• EXERCISE: List each line of the records below that contains the string "Mülltrennung". Case counts.

------------------------------------------------

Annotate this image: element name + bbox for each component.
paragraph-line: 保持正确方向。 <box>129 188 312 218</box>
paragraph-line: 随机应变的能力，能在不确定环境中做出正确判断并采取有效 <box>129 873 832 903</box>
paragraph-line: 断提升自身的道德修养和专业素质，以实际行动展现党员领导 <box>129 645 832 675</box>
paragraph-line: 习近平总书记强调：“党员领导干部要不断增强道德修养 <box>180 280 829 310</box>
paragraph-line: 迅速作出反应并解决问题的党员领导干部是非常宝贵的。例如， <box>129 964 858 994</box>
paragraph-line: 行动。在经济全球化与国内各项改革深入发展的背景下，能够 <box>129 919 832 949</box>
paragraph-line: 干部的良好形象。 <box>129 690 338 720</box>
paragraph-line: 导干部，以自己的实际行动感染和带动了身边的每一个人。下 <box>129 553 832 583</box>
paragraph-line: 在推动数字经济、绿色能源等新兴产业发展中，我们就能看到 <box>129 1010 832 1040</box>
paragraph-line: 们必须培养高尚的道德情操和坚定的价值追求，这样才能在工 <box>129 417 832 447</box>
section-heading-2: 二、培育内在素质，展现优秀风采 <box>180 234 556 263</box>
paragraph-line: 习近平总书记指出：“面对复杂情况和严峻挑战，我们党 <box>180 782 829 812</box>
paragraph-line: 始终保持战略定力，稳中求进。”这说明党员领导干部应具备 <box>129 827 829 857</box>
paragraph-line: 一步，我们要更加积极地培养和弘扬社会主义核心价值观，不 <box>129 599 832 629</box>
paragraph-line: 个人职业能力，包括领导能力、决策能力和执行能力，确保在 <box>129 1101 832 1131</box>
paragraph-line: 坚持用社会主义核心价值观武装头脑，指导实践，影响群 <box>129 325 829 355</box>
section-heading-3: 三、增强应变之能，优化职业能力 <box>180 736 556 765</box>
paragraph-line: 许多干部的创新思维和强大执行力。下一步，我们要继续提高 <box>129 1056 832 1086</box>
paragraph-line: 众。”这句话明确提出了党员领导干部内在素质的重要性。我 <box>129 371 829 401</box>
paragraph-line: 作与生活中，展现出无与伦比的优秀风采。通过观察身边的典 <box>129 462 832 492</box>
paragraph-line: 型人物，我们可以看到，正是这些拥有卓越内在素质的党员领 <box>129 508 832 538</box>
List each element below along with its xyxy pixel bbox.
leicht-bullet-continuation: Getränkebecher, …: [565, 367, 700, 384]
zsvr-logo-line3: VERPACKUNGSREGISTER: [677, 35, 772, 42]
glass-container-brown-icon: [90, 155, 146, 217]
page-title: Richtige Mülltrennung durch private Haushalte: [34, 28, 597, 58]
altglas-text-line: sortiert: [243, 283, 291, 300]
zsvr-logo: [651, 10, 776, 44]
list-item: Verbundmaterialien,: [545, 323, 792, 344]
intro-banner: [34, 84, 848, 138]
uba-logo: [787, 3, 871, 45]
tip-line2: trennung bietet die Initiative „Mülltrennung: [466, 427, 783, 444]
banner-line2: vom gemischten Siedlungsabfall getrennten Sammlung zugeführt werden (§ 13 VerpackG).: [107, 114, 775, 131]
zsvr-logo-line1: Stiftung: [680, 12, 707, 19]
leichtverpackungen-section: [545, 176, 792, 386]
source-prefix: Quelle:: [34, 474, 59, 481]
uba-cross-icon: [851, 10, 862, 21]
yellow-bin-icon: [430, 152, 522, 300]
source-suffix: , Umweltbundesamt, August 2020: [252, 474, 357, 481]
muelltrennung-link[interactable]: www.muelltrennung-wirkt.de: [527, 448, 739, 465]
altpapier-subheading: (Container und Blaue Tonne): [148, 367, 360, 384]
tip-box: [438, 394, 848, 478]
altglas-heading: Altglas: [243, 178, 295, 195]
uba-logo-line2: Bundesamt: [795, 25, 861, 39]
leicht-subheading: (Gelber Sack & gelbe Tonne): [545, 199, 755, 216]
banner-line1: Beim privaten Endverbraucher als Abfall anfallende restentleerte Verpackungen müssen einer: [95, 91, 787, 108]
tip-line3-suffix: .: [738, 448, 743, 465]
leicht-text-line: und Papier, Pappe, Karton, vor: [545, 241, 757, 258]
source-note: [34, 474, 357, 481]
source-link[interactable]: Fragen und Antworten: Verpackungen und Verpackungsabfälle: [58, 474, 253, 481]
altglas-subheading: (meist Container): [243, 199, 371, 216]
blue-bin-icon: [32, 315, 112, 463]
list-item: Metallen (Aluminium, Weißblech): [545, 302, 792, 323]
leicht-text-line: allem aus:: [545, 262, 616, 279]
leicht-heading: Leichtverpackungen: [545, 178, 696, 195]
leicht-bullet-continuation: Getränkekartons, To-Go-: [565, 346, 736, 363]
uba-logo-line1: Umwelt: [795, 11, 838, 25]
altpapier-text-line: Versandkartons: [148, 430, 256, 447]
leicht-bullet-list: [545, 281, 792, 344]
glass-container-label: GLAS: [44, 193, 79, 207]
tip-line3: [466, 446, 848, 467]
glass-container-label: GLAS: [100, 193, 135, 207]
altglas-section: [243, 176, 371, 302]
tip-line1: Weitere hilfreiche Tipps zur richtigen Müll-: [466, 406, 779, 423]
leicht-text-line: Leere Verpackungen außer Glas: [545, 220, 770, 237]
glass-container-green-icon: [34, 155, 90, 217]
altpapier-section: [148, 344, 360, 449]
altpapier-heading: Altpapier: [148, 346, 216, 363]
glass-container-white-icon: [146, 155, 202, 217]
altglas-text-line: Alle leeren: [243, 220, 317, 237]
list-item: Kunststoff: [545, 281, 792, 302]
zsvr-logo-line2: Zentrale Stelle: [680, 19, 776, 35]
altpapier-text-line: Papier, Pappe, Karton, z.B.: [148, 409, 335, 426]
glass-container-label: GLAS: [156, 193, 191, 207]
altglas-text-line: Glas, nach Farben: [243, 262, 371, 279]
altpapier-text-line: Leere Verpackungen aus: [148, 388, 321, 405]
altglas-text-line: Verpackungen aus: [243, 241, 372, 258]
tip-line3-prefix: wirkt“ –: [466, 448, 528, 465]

------------------------------------------------

• SOLVED PROBLEM:
page-title: Richtige Mülltrennung durch private Haushalte: [34, 28, 597, 58]
tip-line2: trennung bietet die Initiative „Mülltrennung: [466, 427, 783, 444]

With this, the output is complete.